PROBLEM A: Print the listing again word for word, from its first line through the line that contains "1, 496, 58]", including both of those lines.

TEXT SHOWN:
┌──
Showing posts with label black mirror. Show all posts
Showing posts with label black mirror. Show all posts

Monday, 30 December 2013

TV in 2013: Breaking Bad, Dexter, The Walking Dead, Homeland and more


I watched a crap load of TV in 2013. Films have always been my big thing and even with The Wire, The Sopranos and 24, I still didn't jump on the loving TV bandwagon. But this year, that really changed. I'd been slowly but surely getting stuck into a few TV shows and this year, two of my favourites finished forever; Breaking Bad and Dexter.





Helpfully my friend also showed me a way to keep up with TV shows without having to subscribe to ludicrously expensive TV services. More importantly I got sent a few TV boxsets to review for Filmoria and I also got lots of work writing for Yahoo on both The Walking Dead and Homeland.

These are all the TV shows I watched in 2013. If I reviewed them, then just click the titles to see my reviews:

TV shows I watched in 2013:



'Unit One might not reach the heady heights of other recent Danish crime exports but has plenty to offer fans of the genre and will certainly please fans of both Mads Mikkelsen and Nordic noir with a healthy feminist streak.'


'Jack Irish is a cut above many TV movies, injected with plenty of Aussie charm amidst the occasional stereotypes and distracting subplots, but shot, edited and scored very effectively. While Irish is the focus, the supporting cast offer just as much fun and help to illuminate the central character. Guy Pearce is a very welcome presence to the small screen and makes further Jack Irish adventures a welcome prospect.'



'What I loved about The Killing is that there was a thick web of characters surrounding the case. They all felt very real and provided a great deal of interest and suspense into the events after the murder. The family of the victim, a politician and his campaign crew and more and more assorted suspects keep clotting up the case and providing fresh intrigue and fresh suspects throughout the 20 episodes.'


The Walking Dead Season 2

Better than the first season but I still hadn't fallen in love with the series yet despite loving the premise.


Black Mirror Season 2

The second episode of this season, White Bear, was one of the best bits of TV I'd ever seen. Check out my reviews of White Bear and The Waldo Moment here. 


Game of Thrones Season 1

Loved it so much, I started reading the books on holiday in Thailand. I got half way through the second season and then stopped so I could read the second book first. Now I've just finished A Clash of Kings, I'm going to finish watching the second season and then move on to the third books.
└──
RECORD LIST:
┌──
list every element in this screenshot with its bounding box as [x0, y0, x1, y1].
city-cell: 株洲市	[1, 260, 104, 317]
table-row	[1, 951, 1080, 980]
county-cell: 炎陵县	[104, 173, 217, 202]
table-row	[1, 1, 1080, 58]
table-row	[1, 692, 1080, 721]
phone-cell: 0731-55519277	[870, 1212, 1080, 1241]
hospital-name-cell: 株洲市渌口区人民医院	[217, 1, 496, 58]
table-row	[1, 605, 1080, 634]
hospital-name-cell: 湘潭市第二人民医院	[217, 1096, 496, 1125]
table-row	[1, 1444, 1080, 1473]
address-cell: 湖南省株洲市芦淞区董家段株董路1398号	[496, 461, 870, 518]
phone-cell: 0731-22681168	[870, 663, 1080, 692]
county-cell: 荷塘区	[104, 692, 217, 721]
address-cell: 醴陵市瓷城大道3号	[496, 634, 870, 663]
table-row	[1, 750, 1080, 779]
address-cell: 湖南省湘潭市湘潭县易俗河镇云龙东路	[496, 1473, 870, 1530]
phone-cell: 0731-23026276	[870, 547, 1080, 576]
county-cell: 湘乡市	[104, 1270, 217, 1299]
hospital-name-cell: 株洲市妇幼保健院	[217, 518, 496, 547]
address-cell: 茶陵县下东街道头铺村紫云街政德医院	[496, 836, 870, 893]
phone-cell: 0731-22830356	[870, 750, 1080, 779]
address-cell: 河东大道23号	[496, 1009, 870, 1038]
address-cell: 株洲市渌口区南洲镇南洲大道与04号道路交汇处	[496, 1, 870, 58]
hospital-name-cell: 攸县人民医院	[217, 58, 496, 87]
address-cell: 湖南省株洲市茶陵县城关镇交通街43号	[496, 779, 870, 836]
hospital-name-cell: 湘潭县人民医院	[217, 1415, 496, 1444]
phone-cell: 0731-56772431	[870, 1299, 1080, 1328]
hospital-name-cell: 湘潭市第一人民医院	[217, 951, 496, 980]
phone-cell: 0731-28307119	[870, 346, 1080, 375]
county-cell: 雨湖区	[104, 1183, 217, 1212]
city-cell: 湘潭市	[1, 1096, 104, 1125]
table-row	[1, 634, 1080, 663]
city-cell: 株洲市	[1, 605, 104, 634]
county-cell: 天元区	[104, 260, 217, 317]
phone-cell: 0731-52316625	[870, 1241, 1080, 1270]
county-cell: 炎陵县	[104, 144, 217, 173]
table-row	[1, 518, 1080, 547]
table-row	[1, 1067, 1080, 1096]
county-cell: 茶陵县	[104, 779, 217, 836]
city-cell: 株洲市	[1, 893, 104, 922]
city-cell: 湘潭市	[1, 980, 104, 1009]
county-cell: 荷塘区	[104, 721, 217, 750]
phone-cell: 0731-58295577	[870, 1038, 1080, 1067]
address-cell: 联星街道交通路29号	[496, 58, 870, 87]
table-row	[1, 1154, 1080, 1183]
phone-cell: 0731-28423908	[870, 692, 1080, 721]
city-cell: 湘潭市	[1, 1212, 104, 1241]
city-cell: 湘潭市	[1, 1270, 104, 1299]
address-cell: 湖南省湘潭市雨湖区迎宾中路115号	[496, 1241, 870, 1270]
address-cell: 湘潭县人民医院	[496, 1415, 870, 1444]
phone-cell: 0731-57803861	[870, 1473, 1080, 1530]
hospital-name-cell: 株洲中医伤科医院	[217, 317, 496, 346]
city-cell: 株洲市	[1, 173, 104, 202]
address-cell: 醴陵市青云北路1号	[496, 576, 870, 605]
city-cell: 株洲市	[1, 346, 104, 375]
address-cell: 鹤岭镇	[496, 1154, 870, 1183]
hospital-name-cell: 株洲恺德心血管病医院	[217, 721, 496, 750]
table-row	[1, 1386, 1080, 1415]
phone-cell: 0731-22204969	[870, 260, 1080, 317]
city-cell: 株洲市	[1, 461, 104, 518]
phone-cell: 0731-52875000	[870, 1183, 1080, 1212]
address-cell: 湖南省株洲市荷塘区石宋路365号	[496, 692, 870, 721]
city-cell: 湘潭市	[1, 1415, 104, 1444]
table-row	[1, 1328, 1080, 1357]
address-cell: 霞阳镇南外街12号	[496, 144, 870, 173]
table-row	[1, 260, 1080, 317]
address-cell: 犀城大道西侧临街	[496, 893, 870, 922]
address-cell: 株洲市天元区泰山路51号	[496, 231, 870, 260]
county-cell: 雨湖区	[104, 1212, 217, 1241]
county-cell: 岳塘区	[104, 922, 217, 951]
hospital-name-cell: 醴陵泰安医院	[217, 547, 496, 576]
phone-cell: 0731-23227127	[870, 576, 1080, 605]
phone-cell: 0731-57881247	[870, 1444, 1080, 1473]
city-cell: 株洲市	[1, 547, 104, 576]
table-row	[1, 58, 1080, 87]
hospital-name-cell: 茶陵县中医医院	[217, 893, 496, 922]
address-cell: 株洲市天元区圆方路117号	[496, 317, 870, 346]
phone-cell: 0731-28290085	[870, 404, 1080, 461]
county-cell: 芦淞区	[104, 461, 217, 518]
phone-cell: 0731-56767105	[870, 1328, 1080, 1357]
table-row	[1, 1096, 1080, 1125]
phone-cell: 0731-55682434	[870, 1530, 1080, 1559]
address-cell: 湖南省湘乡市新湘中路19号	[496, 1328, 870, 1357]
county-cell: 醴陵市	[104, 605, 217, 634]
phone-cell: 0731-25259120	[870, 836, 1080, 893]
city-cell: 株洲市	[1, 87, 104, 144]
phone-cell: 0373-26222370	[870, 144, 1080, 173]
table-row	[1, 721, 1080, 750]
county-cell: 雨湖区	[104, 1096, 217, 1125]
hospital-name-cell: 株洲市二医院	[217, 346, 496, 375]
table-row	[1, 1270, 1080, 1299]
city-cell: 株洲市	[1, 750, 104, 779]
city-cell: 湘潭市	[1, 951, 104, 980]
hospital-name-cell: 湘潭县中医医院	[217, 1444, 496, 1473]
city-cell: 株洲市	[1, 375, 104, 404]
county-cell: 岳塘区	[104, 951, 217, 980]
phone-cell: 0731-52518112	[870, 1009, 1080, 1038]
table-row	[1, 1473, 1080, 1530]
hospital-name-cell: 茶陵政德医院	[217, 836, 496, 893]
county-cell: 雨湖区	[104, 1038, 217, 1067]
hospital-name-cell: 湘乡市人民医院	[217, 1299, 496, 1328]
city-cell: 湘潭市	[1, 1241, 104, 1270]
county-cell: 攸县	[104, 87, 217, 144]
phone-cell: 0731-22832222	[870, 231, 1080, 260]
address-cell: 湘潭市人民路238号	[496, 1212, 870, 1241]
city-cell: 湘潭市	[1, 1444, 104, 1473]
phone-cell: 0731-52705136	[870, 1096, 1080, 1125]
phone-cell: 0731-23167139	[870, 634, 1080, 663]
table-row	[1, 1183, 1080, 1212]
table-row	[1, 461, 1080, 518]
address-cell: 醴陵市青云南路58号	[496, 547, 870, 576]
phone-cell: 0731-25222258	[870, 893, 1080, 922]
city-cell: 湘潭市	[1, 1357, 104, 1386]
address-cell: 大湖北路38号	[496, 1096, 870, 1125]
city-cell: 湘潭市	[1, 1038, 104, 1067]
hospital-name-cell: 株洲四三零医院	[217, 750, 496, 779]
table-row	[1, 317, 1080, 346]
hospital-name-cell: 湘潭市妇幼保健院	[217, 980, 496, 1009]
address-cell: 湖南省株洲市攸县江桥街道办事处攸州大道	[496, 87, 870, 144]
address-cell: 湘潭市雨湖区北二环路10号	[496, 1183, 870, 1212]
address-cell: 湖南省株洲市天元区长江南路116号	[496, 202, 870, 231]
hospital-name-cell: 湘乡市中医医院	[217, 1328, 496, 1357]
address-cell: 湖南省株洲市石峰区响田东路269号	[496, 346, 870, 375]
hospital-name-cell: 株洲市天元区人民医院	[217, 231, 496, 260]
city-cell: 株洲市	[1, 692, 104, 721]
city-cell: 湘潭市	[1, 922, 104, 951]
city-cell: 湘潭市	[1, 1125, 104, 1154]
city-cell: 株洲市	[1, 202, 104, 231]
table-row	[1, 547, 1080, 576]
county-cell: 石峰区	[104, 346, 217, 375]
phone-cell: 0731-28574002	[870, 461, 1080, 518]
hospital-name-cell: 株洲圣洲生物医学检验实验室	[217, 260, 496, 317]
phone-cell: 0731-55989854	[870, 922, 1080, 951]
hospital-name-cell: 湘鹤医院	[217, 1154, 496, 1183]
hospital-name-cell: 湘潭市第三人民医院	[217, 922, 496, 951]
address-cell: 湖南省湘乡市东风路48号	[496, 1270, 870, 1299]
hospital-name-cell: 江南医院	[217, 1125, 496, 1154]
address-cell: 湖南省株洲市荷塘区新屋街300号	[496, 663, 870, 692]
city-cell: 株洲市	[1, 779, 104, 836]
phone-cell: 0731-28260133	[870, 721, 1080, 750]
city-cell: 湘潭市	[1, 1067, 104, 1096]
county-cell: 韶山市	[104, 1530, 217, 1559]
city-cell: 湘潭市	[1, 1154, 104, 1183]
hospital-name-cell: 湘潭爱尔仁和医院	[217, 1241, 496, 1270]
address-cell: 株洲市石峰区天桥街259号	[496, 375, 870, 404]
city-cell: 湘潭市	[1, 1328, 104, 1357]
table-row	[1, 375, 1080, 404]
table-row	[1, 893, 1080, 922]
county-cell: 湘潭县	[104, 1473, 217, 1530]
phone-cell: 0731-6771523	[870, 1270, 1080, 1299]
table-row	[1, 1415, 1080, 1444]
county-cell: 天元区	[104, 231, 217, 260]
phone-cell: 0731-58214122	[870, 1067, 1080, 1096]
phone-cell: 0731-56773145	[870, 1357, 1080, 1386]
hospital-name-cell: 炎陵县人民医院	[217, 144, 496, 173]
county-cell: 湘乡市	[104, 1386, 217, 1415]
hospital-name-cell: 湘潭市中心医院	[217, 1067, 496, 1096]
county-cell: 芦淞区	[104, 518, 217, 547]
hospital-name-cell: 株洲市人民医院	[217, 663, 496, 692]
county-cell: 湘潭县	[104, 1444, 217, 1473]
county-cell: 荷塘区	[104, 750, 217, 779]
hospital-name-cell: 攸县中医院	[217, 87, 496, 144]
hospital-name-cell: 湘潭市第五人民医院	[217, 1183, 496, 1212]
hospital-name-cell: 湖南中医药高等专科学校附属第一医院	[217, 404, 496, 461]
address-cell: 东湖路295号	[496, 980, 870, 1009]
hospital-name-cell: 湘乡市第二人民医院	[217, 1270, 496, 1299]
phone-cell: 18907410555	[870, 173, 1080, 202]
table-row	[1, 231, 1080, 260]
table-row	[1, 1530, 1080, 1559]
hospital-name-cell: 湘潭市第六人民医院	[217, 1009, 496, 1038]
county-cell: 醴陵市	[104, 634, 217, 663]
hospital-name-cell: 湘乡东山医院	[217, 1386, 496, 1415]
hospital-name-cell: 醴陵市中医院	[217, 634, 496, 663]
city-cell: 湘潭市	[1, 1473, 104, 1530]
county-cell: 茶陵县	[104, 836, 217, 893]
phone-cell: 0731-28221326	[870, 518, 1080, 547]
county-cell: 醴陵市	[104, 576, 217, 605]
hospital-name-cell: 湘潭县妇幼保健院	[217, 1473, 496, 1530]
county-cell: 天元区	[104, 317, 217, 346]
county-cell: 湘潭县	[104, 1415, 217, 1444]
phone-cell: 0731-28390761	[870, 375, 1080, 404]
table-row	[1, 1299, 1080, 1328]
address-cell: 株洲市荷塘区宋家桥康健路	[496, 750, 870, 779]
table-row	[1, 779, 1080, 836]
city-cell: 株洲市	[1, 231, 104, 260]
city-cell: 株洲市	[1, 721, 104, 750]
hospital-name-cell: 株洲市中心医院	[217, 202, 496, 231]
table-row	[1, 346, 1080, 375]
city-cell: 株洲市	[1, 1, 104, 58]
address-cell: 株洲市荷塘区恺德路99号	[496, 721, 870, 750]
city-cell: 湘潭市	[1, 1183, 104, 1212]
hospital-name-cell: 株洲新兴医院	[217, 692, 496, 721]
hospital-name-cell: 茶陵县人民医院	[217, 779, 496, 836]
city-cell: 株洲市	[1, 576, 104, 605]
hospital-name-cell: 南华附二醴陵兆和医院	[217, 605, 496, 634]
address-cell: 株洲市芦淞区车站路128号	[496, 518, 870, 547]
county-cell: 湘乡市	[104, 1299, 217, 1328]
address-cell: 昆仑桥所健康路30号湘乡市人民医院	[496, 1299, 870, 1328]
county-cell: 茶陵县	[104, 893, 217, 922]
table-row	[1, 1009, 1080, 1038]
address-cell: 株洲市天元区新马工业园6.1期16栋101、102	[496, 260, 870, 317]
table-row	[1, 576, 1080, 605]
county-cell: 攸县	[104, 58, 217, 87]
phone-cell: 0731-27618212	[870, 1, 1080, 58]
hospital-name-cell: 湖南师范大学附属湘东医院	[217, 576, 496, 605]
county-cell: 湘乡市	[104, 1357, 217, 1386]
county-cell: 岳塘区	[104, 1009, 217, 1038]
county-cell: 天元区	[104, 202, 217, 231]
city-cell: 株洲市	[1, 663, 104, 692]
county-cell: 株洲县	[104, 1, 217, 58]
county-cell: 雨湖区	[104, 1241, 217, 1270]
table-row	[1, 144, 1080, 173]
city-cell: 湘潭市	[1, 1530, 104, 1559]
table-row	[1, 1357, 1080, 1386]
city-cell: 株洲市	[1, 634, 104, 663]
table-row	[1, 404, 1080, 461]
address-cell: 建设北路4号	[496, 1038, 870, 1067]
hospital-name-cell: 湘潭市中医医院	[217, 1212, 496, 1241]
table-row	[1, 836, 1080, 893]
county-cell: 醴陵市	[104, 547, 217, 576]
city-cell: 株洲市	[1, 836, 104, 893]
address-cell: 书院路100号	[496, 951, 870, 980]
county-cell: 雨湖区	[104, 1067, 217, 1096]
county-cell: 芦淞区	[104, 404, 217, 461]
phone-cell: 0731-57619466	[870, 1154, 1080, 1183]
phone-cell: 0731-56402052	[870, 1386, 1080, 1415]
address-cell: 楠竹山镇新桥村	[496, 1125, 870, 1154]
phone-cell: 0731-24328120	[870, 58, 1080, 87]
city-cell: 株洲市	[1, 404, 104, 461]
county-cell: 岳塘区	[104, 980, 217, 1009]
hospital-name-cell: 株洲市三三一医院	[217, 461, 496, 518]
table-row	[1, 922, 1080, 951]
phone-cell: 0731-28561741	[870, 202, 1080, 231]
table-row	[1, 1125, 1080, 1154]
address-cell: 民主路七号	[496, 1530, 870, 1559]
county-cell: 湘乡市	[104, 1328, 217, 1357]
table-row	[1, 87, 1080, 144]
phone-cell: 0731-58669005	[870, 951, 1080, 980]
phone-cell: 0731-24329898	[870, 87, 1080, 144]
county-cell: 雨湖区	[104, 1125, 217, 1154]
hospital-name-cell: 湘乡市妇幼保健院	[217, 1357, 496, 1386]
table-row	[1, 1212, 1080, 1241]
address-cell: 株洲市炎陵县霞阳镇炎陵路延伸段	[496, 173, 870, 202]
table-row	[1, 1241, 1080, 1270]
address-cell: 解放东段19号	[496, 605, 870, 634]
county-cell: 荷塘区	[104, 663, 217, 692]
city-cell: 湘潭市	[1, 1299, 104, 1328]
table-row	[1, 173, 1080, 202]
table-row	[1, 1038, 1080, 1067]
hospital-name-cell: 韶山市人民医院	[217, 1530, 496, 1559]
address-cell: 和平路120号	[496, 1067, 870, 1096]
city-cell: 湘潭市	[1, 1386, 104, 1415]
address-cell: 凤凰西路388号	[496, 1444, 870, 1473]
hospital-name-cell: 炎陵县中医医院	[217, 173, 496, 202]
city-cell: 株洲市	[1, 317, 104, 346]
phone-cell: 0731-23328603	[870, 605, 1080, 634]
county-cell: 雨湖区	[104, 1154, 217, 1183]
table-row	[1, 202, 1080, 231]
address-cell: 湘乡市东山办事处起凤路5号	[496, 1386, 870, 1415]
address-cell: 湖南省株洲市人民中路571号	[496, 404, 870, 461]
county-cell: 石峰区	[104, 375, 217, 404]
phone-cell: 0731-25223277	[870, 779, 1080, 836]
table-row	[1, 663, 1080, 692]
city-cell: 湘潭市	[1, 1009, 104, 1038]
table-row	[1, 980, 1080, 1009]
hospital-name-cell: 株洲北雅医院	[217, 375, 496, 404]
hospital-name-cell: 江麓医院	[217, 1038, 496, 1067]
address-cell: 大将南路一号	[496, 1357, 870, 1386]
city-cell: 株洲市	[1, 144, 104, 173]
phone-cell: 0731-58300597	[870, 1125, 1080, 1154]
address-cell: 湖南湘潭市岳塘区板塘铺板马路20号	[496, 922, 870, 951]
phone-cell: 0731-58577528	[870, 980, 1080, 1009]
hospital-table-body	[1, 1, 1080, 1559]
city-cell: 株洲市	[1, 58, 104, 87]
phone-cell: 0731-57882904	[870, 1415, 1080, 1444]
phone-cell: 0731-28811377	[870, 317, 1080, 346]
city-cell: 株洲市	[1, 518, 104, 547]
└──
PROBLEM B: In the post about TV in 2013, write out the part that opens with the words containing "The Walking Dead Season" and closes with "the third books.", and substitute "vacation" for "holiday".

FINAL RESULT A:
list every element in this screenshot with its bounding box as [x0, y0, x1, y1].
city-cell: 株洲市	[1, 260, 104, 317]
table-row	[1, 951, 1080, 980]
county-cell: 炎陵县	[104, 173, 217, 202]
table-row	[1, 1, 1080, 58]
table-row	[1, 692, 1080, 721]
phone-cell: 0731-55519277	[870, 1212, 1080, 1241]
hospital-name-cell: 株洲市渌口区人民医院	[217, 1, 496, 58]

FINAL RESULT B:
The Walking Dead Season 2

Better than the first season but I still hadn't fallen in love with the series yet despite loving the premise.


Black Mirror Season 2

The second episode of this season, White Bear, was one of the best bits of TV I'd ever seen. Check out my reviews of White Bear and The Waldo Moment here. 


Game of Thrones Season 1

Loved it so much, I started reading the books on vacation in Thailand. I got half way through the second season and then stopped so I could read the second book first. Now I've just finished A Clash of Kings, I'm going to finish watching the second season and then move on to the third books.